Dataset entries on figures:
>> begin

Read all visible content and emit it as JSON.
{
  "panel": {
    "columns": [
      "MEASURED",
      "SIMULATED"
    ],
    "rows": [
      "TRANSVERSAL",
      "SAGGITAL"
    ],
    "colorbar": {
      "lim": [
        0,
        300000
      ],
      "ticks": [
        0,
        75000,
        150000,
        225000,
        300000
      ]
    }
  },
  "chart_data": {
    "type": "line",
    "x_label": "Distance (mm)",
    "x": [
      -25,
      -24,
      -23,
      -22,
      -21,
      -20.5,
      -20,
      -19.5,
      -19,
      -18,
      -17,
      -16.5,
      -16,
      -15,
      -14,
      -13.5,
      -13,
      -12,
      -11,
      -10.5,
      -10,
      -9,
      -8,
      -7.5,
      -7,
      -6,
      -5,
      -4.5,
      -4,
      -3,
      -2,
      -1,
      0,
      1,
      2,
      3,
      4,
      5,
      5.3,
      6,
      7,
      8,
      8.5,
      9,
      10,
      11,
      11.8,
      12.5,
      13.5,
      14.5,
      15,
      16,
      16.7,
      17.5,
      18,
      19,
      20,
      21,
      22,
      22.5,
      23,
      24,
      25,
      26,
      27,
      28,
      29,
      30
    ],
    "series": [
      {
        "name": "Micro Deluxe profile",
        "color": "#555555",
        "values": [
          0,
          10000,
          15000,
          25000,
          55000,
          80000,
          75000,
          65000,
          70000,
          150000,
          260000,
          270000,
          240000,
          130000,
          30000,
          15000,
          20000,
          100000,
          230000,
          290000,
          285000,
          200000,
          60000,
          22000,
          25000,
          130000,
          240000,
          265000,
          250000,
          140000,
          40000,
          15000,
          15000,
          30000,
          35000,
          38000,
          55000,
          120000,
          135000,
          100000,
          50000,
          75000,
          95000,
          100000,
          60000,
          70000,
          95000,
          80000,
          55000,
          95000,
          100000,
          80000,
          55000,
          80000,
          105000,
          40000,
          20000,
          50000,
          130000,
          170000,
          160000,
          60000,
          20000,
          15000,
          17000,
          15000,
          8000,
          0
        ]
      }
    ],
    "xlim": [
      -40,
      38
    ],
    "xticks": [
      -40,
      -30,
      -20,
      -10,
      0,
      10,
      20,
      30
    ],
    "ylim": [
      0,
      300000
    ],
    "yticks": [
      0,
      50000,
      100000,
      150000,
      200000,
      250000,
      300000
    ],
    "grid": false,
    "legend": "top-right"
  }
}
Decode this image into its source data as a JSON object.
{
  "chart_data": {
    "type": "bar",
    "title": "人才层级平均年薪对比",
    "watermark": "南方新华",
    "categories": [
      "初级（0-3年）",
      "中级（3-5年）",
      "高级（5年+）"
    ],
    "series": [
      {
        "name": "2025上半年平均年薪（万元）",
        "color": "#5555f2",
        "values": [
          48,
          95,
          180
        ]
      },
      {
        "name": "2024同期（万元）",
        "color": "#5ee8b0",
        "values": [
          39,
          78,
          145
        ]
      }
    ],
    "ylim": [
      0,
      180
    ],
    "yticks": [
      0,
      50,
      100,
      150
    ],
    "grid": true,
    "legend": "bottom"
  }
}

>> end

[GIVEN REQUEST]:
Above are some records. Print them all exactly.

[RESULT OF THIS TASK]:
Read all visible content and emit it as JSON.
{
  "panel": {
    "columns": [
      "MEASURED",
      "SIMULATED"
    ],
    "rows": [
      "TRANSVERSAL",
      "SAGGITAL"
    ],
    "colorbar": {
      "lim": [
        0,
        300000
      ],
      "ticks": [
        0,
        75000,
        150000,
        225000,
        300000
      ]
    }
  },
  "chart_data": {
    "type": "line",
    "x_label": "Distance (mm)",
    "x": [
      -25,
      -24,
      -23,
      -22,
      -21,
      -20.5,
      -20,
      -19.5,
      -19,
      -18,
      -17,
      -16.5,
      -16,
      -15,
      -14,
      -13.5,
      -13,
      -12,
      -11,
      -10.5,
      -10,
      -9,
      -8,
      -7.5,
      -7,
      -6,
      -5,
      -4.5,
      -4,
      -3,
      -2,
      -1,
      0,
      1,
      2,
      3,
      4,
      5,
      5.3,
      6,
      7,
      8,
      8.5,
      9,
      10,
      11,
      11.8,
      12.5,
      13.5,
      14.5,
      15,
      16,
      16.7,
      17.5,
      18,
      19,
      20,
      21,
      22,
      22.5,
      23,
      24,
      25,
      26,
      27,
      28,
      29,
      30
    ],
    "series": [
      {
        "name": "Micro Deluxe profile",
        "color": "#555555",
        "values": [
          0,
          10000,
          15000,
          25000,
          55000,
          80000,
          75000,
          65000,
          70000,
          150000,
          260000,
          270000,
          240000,
          130000,
          30000,
          15000,
          20000,
          100000,
          230000,
          290000,
          285000,
          200000,
          60000,
          22000,
          25000,
          130000,
          240000,
          265000,
          250000,
          140000,
          40000,
          15000,
          15000,
          30000,
          35000,
          38000,
          55000,
          120000,
          135000,
          100000,
          50000,
          75000,
          95000,
          100000,
          60000,
          70000,
          95000,
          80000,
          55000,
          95000,
          100000,
          80000,
          55000,
          80000,
          105000,
          40000,
          20000,
          50000,
          130000,
          170000,
          160000,
          60000,
          20000,
          15000,
          17000,
          15000,
          8000,
          0
        ]
      }
    ],
    "xlim": [
      -40,
      38
    ],
    "xticks": [
      -40,
      -30,
      -20,
      -10,
      0,
      10,
      20,
      30
    ],
    "ylim": [
      0,
      300000
    ],
    "yticks": [
      0,
      50000,
      100000,
      150000,
      200000,
      250000,
      300000
    ],
    "grid": false,
    "legend": "top-right"
  }
}
Decode this image into its source data as a JSON object.
{
  "chart_data": {
    "type": "bar",
    "title": "人才层级平均年薪对比",
    "watermark": "南方新华",
    "categories": [
      "初级（0-3年）",
      "中级（3-5年）",
      "高级（5年+）"
    ],
    "series": [
      {
        "name": "2025上半年平均年薪（万元）",
        "color": "#5555f2",
        "values": [
          48,
          95,
          180
        ]
      },
      {
        "name": "2024同期（万元）",
        "color": "#5ee8b0",
        "values": [
          39,
          78,
          145
        ]
      }
    ],
    "ylim": [
      0,
      180
    ],
    "yticks": [
      0,
      50,
      100,
      150
    ],
    "grid": true,
    "legend": "bottom"
  }
}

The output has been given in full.